■ Work required
Can you give all the records again without altering a single character?

--- start Listed entries ---

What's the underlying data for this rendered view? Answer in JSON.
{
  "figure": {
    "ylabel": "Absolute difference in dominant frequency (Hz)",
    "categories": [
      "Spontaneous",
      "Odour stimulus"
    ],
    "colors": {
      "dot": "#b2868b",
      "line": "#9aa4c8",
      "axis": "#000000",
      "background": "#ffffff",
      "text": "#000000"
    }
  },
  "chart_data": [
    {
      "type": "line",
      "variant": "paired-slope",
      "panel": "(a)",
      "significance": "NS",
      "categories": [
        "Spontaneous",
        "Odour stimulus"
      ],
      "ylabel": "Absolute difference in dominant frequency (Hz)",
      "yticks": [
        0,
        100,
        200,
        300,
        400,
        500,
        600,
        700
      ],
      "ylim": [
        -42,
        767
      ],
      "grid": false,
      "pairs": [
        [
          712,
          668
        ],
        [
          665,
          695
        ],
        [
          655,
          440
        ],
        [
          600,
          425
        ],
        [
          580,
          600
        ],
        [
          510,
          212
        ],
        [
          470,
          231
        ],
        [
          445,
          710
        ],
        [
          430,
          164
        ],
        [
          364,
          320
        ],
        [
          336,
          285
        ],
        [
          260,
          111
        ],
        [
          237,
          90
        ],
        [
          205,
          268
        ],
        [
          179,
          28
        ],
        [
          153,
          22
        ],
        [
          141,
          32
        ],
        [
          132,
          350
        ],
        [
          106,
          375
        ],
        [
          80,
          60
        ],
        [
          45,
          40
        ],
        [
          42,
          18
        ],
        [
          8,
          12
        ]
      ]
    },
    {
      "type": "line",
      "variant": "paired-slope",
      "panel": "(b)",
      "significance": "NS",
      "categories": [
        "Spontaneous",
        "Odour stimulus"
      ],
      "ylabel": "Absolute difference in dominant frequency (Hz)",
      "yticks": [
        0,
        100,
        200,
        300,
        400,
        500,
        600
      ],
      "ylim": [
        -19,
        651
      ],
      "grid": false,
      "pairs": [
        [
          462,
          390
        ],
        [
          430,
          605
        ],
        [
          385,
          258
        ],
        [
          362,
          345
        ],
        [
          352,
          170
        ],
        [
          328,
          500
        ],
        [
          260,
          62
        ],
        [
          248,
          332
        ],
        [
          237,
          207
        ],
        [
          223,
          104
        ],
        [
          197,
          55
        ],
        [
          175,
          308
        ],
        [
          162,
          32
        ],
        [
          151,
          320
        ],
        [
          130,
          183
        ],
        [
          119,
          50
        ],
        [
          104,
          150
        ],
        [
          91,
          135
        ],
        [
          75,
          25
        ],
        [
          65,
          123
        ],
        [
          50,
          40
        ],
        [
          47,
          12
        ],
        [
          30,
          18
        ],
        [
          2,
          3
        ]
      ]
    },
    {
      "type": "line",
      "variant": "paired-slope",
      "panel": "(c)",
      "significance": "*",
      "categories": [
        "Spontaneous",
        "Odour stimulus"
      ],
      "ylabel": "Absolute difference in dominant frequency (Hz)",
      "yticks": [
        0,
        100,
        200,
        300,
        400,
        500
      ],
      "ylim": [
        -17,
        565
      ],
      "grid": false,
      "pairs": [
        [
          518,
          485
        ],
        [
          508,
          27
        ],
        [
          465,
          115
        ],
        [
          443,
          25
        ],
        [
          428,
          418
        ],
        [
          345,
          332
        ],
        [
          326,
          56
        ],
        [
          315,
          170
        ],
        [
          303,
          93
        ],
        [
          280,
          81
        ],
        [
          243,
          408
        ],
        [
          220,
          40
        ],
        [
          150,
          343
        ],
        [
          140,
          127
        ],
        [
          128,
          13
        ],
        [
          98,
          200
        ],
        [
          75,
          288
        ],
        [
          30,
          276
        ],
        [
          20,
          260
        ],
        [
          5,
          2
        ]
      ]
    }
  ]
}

--- end Listed entries ---

■ Exercise solution
What's the underlying data for this rendered view? Answer in JSON.
{
  "figure": {
    "ylabel": "Absolute difference in dominant frequency (Hz)",
    "categories": [
      "Spontaneous",
      "Odour stimulus"
    ],
    "colors": {
      "dot": "#b2868b",
      "line": "#9aa4c8",
      "axis": "#000000",
      "background": "#ffffff",
      "text": "#000000"
    }
  },
  "chart_data": [
    {
      "type": "line",
      "variant": "paired-slope",
      "panel": "(a)",
      "significance": "NS",
      "categories": [
        "Spontaneous",
        "Odour stimulus"
      ],
      "ylabel": "Absolute difference in dominant frequency (Hz)",
      "yticks": [
        0,
        100,
        200,
        300,
        400,
        500,
        600,
        700
      ],
      "ylim": [
        -42,
        767
      ],
      "grid": false,
      "pairs": [
        [
          712,
          668
        ],
        [
          665,
          695
        ],
        [
          655,
          440
        ],
        [
          600,
          425
        ],
        [
          580,
          600
        ],
        [
          510,
          212
        ],
        [
          470,
          231
        ],
        [
          445,
          710
        ],
        [
          430,
          164
        ],
        [
          364,
          320
        ],
        [
          336,
          285
        ],
        [
          260,
          111
        ],
        [
          237,
          90
        ],
        [
          205,
          268
        ],
        [
          179,
          28
        ],
        [
          153,
          22
        ],
        [
          141,
          32
        ],
        [
          132,
          350
        ],
        [
          106,
          375
        ],
        [
          80,
          60
        ],
        [
          45,
          40
        ],
        [
          42,
          18
        ],
        [
          8,
          12
        ]
      ]
    },
    {
      "type": "line",
      "variant": "paired-slope",
      "panel": "(b)",
      "significance": "NS",
      "categories": [
        "Spontaneous",
        "Odour stimulus"
      ],
      "ylabel": "Absolute difference in dominant frequency (Hz)",
      "yticks": [
        0,
        100,
        200,
        300,
        400,
        500,
        600
      ],
      "ylim": [
        -19,
        651
      ],
      "grid": false,
      "pairs": [
        [
          462,
          390
        ],
        [
          430,
          605
        ],
        [
          385,
          258
        ],
        [
          362,
          345
        ],
        [
          352,
          170
        ],
        [
          328,
          500
        ],
        [
          260,
          62
        ],
        [
          248,
          332
        ],
        [
          237,
          207
        ],
        [
          223,
          104
        ],
        [
          197,
          55
        ],
        [
          175,
          308
        ],
        [
          162,
          32
        ],
        [
          151,
          320
        ],
        [
          130,
          183
        ],
        [
          119,
          50
        ],
        [
          104,
          150
        ],
        [
          91,
          135
        ],
        [
          75,
          25
        ],
        [
          65,
          123
        ],
        [
          50,
          40
        ],
        [
          47,
          12
        ],
        [
          30,
          18
        ],
        [
          2,
          3
        ]
      ]
    },
    {
      "type": "line",
      "variant": "paired-slope",
      "panel": "(c)",
      "significance": "*",
      "categories": [
        "Spontaneous",
        "Odour stimulus"
      ],
      "ylabel": "Absolute difference in dominant frequency (Hz)",
      "yticks": [
        0,
        100,
        200,
        300,
        400,
        500
      ],
      "ylim": [
        -17,
        565
      ],
      "grid": false,
      "pairs": [
        [
          518,
          485
        ],
        [
          508,
          27
        ],
        [
          465,
          115
        ],
        [
          443,
          25
        ],
        [
          428,
          418
        ],
        [
          345,
          332
        ],
        [
          326,
          56
        ],
        [
          315,
          170
        ],
        [
          303,
          93
        ],
        [
          280,
          81
        ],
        [
          243,
          408
        ],
        [
          220,
          40
        ],
        [
          150,
          343
        ],
        [
          140,
          127
        ],
        [
          128,
          13
        ],
        [
          98,
          200
        ],
        [
          75,
          288
        ],
        [
          30,
          276
        ],
        [
          20,
          260
        ],
        [
          5,
          2
        ]
      ]
    }
  ]
}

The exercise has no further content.